Entries provided:

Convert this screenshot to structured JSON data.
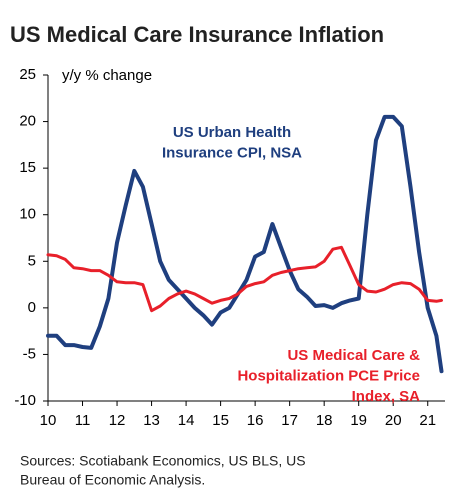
{
  "chart_data": {
    "type": "line",
    "title": "US Medical Care Insurance Inflation",
    "y_label": "y/y % change",
    "x": [
      10,
      10.25,
      10.5,
      10.75,
      11,
      11.25,
      11.5,
      11.75,
      12,
      12.25,
      12.5,
      12.75,
      13,
      13.25,
      13.5,
      13.75,
      14,
      14.25,
      14.5,
      14.75,
      15,
      15.25,
      15.5,
      15.75,
      16,
      16.25,
      16.5,
      16.75,
      17,
      17.25,
      17.5,
      17.75,
      18,
      18.25,
      18.5,
      18.75,
      19,
      19.25,
      19.5,
      19.75,
      20,
      20.25,
      20.5,
      20.75,
      21,
      21.25,
      21.4
    ],
    "series": [
      {
        "name": [
          "US Urban Health",
          "Insurance CPI, NSA"
        ],
        "color": "#1f3f7f",
        "values": [
          -3,
          -3,
          -4,
          -4,
          -4.2,
          -4.3,
          -2,
          1,
          7,
          11,
          14.7,
          13,
          9,
          5,
          3,
          2,
          1,
          0,
          -0.8,
          -1.8,
          -0.5,
          0,
          1.5,
          3,
          5.5,
          6,
          9,
          6.5,
          4,
          2,
          1.2,
          0.2,
          0.3,
          0,
          0.5,
          0.8,
          1,
          10,
          18,
          20.5,
          20.5,
          19.5,
          13,
          6,
          0,
          -3,
          -6.8
        ]
      },
      {
        "name": [
          "US Medical Care &",
          "Hospitalization PCE Price",
          "Index, SA"
        ],
        "color": "#e8202a",
        "values": [
          5.7,
          5.6,
          5.2,
          4.3,
          4.2,
          4,
          4,
          3.5,
          2.8,
          2.7,
          2.7,
          2.5,
          -0.3,
          0.2,
          1,
          1.5,
          1.8,
          1.5,
          1,
          0.5,
          0.8,
          1,
          1.5,
          2.3,
          2.6,
          2.8,
          3.5,
          3.8,
          4,
          4.2,
          4.3,
          4.4,
          5,
          6.3,
          6.5,
          4.5,
          2.5,
          1.8,
          1.7,
          2,
          2.5,
          2.7,
          2.6,
          2,
          0.8,
          0.7,
          0.8
        ]
      }
    ],
    "xlim": [
      10,
      21.5
    ],
    "xticks": [
      10,
      11,
      12,
      13,
      14,
      15,
      16,
      17,
      18,
      19,
      20,
      21
    ],
    "ylim": [
      -10,
      25
    ],
    "yticks": [
      -10,
      -5,
      0,
      5,
      10,
      15,
      20,
      25
    ],
    "source": [
      "Sources: Scotiabank Economics, US BLS, US",
      "Bureau of Economic Analysis."
    ]
  }
}
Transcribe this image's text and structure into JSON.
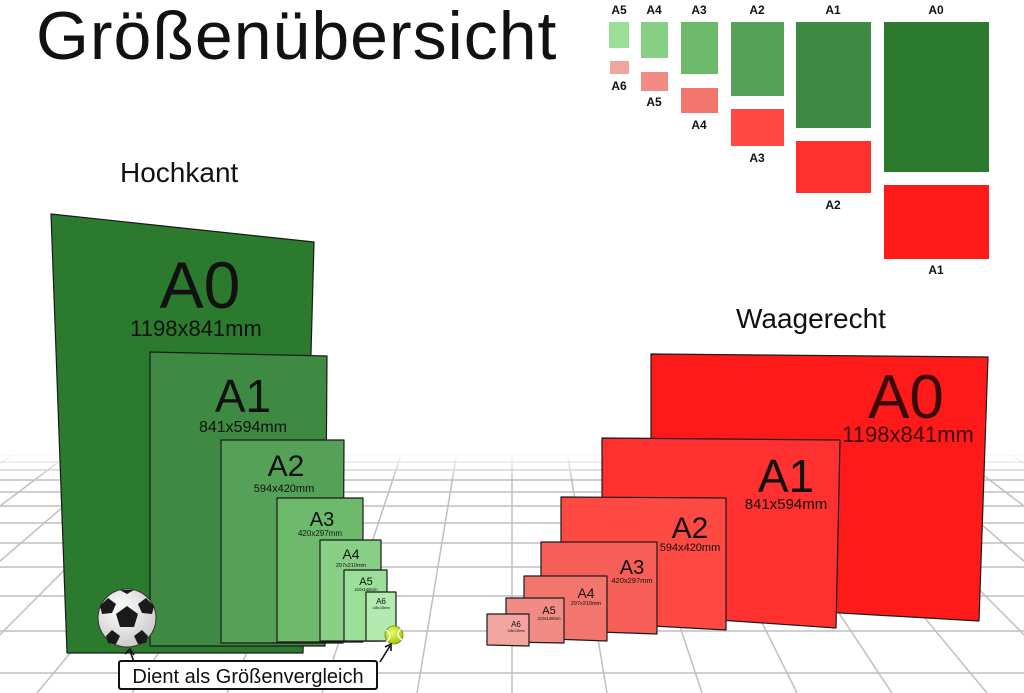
{
  "title": "Größenübersicht",
  "portrait_label": "Hochkant",
  "landscape_label": "Waagerecht",
  "comparison_note": "Dient als Größenvergleich",
  "overview": {
    "green_labels": [
      "A5",
      "A4",
      "A3",
      "A2",
      "A1",
      "A0"
    ],
    "red_labels": [
      "A6",
      "A5",
      "A4",
      "A3",
      "A2",
      "A1"
    ]
  },
  "portrait_sheets": [
    {
      "name": "A0",
      "dims": "1198x841mm"
    },
    {
      "name": "A1",
      "dims": "841x594mm"
    },
    {
      "name": "A2",
      "dims": "594x420mm"
    },
    {
      "name": "A3",
      "dims": "420x297mm"
    },
    {
      "name": "A4",
      "dims": "297x210mm"
    },
    {
      "name": "A5",
      "dims": "210x148mm"
    },
    {
      "name": "A6",
      "dims": "148x105mm"
    }
  ],
  "landscape_sheets": [
    {
      "name": "A0",
      "dims": "1198x841mm"
    },
    {
      "name": "A1",
      "dims": "841x594mm"
    },
    {
      "name": "A2",
      "dims": "594x420mm"
    },
    {
      "name": "A3",
      "dims": "420x297mm"
    },
    {
      "name": "A4",
      "dims": "297x210mm"
    },
    {
      "name": "A5",
      "dims": "210x148mm"
    },
    {
      "name": "A6",
      "dims": "148x105mm"
    }
  ],
  "colors": {
    "green_dark": "#2b7a2e",
    "green_a1": "#3f8a42",
    "green_a2": "#55a157",
    "green_a3": "#6dba6c",
    "green_a4": "#86cf84",
    "green_a5": "#9ade97",
    "green_a6": "#b2eab0",
    "red_a0": "#ff1a1a",
    "red_a1": "#ff3030",
    "red_a2": "#fe4a43",
    "red_a3": "#f65f58",
    "red_a4": "#f3766e",
    "red_a5": "#f18c85",
    "red_a6": "#f2a49f",
    "grid": "#bfbfbf"
  }
}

The task:
Write the material out again exactly as it appears, dropping the pictures.

Answer to the exercise:
Convert this screenshot to structured JSON data.
{
  "chart_data": {
    "type": "line",
    "title": "US Medical Care Insurance Inflation",
    "y_label": "y/y % change",
    "x": [
      10,
      10.25,
      10.5,
      10.75,
      11,
      11.25,
      11.5,
      11.75,
      12,
      12.25,
      12.5,
      12.75,
      13,
      13.25,
      13.5,
      13.75,
      14,
      14.25,
      14.5,
      14.75,
      15,
      15.25,
      15.5,
      15.75,
      16,
      16.25,
      16.5,
      16.75,
      17,
      17.25,
      17.5,
      17.75,
      18,
      18.25,
      18.5,
      18.75,
      19,
      19.25,
      19.5,
      19.75,
      20,
      20.25,
      20.5,
      20.75,
      21,
      21.25,
      21.4
    ],
    "series": [
      {
        "name": [
          "US Urban Health",
          "Insurance CPI, NSA"
        ],
        "color": "#1f3f7f",
        "values": [
          -3,
          -3,
          -4,
          -4,
          -4.2,
          -4.3,
          -2,
          1,
          7,
          11,
          14.7,
          13,
          9,
          5,
          3,
          2,
          1,
          0,
          -0.8,
          -1.8,
          -0.5,
          0,
          1.5,
          3,
          5.5,
          6,
          9,
          6.5,
          4,
          2,
          1.2,
          0.2,
          0.3,
          0,
          0.5,
          0.8,
          1,
          10,
          18,
          20.5,
          20.5,
          19.5,
          13,
          6,
          0,
          -3,
          -6.8
        ]
      },
      {
        "name": [
          "US Medical Care &",
          "Hospitalization PCE Price",
          "Index, SA"
        ],
        "color": "#e8202a",
        "values": [
          5.7,
          5.6,
          5.2,
          4.3,
          4.2,
          4,
          4,
          3.5,
          2.8,
          2.7,
          2.7,
          2.5,
          -0.3,
          0.2,
          1,
          1.5,
          1.8,
          1.5,
          1,
          0.5,
          0.8,
          1,
          1.5,
          2.3,
          2.6,
          2.8,
          3.5,
          3.8,
          4,
          4.2,
          4.3,
          4.4,
          5,
          6.3,
          6.5,
          4.5,
          2.5,
          1.8,
          1.7,
          2,
          2.5,
          2.7,
          2.6,
          2,
          0.8,
          0.7,
          0.8
        ]
      }
    ],
    "xlim": [
      10,
      21.5
    ],
    "xticks": [
      10,
      11,
      12,
      13,
      14,
      15,
      16,
      17,
      18,
      19,
      20,
      21
    ],
    "ylim": [
      -10,
      25
    ],
    "yticks": [
      -10,
      -5,
      0,
      5,
      10,
      15,
      20,
      25
    ],
    "source": [
      "Sources: Scotiabank Economics, US BLS, US",
      "Bureau of Economic Analysis."
    ]
  }
}
Transcribe this image's text and structure into JSON.
{
  "title": "Größenübersicht",
  "portrait_label": "Hochkant",
  "landscape_label": "Waagerecht",
  "comparison_note": "Dient als Größenvergleich",
  "overview": {
    "green_labels": [
      "A5",
      "A4",
      "A3",
      "A2",
      "A1",
      "A0"
    ],
    "red_labels": [
      "A6",
      "A5",
      "A4",
      "A3",
      "A2",
      "A1"
    ]
  },
  "portrait_sheets": [
    {
      "name": "A0",
      "dims": "1198x841mm"
    },
    {
      "name": "A1",
      "dims": "841x594mm"
    },
    {
      "name": "A2",
      "dims": "594x420mm"
    },
    {
      "name": "A3",
      "dims": "420x297mm"
    },
    {
      "name": "A4",
      "dims": "297x210mm"
    },
    {
      "name": "A5",
      "dims": "210x148mm"
    },
    {
      "name": "A6",
      "dims": "148x105mm"
    }
  ],
  "landscape_sheets": [
    {
      "name": "A0",
      "dims": "1198x841mm"
    },
    {
      "name": "A1",
      "dims": "841x594mm"
    },
    {
      "name": "A2",
      "dims": "594x420mm"
    },
    {
      "name": "A3",
      "dims": "420x297mm"
    },
    {
      "name": "A4",
      "dims": "297x210mm"
    },
    {
      "name": "A5",
      "dims": "210x148mm"
    },
    {
      "name": "A6",
      "dims": "148x105mm"
    }
  ],
  "colors": {
    "green_dark": "#2b7a2e",
    "green_a1": "#3f8a42",
    "green_a2": "#55a157",
    "green_a3": "#6dba6c",
    "green_a4": "#86cf84",
    "green_a5": "#9ade97",
    "green_a6": "#b2eab0",
    "red_a0": "#ff1a1a",
    "red_a1": "#ff3030",
    "red_a2": "#fe4a43",
    "red_a3": "#f65f58",
    "red_a4": "#f3766e",
    "red_a5": "#f18c85",
    "red_a6": "#f2a49f",
    "grid": "#bfbfbf"
  }
}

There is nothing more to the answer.